> _The request_:
Check each line of the records below and collect those holding "this".

> _Input rows_:

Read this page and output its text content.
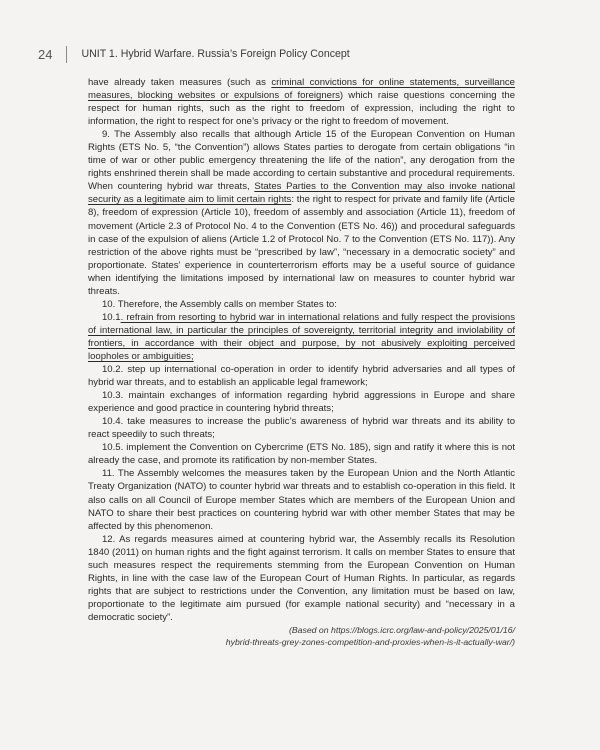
24	UNIT 1. Hybrid Warfare. Russia’s Foreign Policy Concept

have already taken measures (such as criminal convictions for online statements, surveillance measures, blocking websites or expulsions of foreigners) which raise questions concerning the respect for human rights, such as the right to freedom of expression, including the right to information, the right to respect for one’s privacy or the right to freedom of movement.

9. The Assembly also recalls that although Article 15 of the European Convention on Human Rights (ETS No. 5, “the Convention”) allows States parties to derogate from certain obligations “in time of war or other public emergency threatening the life of the nation”, any derogation from the rights enshrined therein shall be made according to certain substantive and procedural requirements. When countering hybrid war threats, States Parties to the Convention may also invoke national security as a legitimate aim to limit certain rights: the right to respect for private and family life (Article 8), freedom of expression (Article 10), freedom of assembly and association (Article 11), freedom of movement (Article 2.3 of Protocol No. 4 to the Convention (ETS No. 46)) and procedural safeguards in case of the expulsion of aliens (Article 1.2 of Protocol No. 7 to the Convention (ETS No. 117)). Any restriction of the above rights must be “prescribed by law”, “necessary in a democratic society” and proportionate. States’ experience in counterterrorism efforts may be a useful source of guidance when identifying the limitations imposed by international law on measures to counter hybrid war threats.

10. Therefore, the Assembly calls on member States to:

10.1. refrain from resorting to hybrid war in international relations and fully respect the provisions of international law, in particular the principles of sovereignty, territorial integrity and inviolability of frontiers, in accordance with their object and purpose, by not abusively exploiting perceived loopholes or ambiguities;

10.2. step up international co-operation in order to identify hybrid adversaries and all types of hybrid war threats, and to establish an applicable legal framework;

10.3. maintain exchanges of information regarding hybrid aggressions in Europe and share experience and good practice in countering hybrid threats;

10.4. take measures to increase the public’s awareness of hybrid war threats and its ability to react speedily to such threats;

10.5. implement the Convention on Cybercrime (ETS No. 185), sign and ratify it where this is not already the case, and promote its ratification by non-member States.

11. The Assembly welcomes the measures taken by the European Union and the North Atlantic Treaty Organization (NATO) to counter hybrid war threats and to establish co-operation in this field. It also calls on all Council of Europe member States which are members of the European Union and NATO to share their best practices on countering hybrid war with other member States that may be affected by this phenomenon.

12. As regards measures aimed at countering hybrid war, the Assembly recalls its Resolution 1840 (2011) on human rights and the fight against terrorism. It calls on member States to ensure that such measures respect the requirements stemming from the European Convention on Human Rights, in line with the case law of the European Court of Human Rights. In particular, as regards rights that are subject to restrictions under the Convention, any limitation must be based on law, proportionate to the legitimate aim pursued (for example national security) and “necessary in a democratic society”.

(Based on https://blogs.icrc.org/law-and-policy/2025/01/16/
hybrid-threats-grey-zones-competition-and-proxies-when-is-it-actually-war/)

> _Reply_:
Read this page and output its text content.
10.5. implement the Convention on Cybercrime (ETS No. 185), sign and ratify it where this is not already the case, and promote its ratification by non-member States.
11. The Assembly welcomes the measures taken by the European Union and the North Atlantic Treaty Organization (NATO) to counter hybrid war threats and to establish co-operation in this field. It also calls on all Council of Europe member States which are members of the European Union and NATO to share their best practices on countering hybrid war with other member States that may be affected by this phenomenon.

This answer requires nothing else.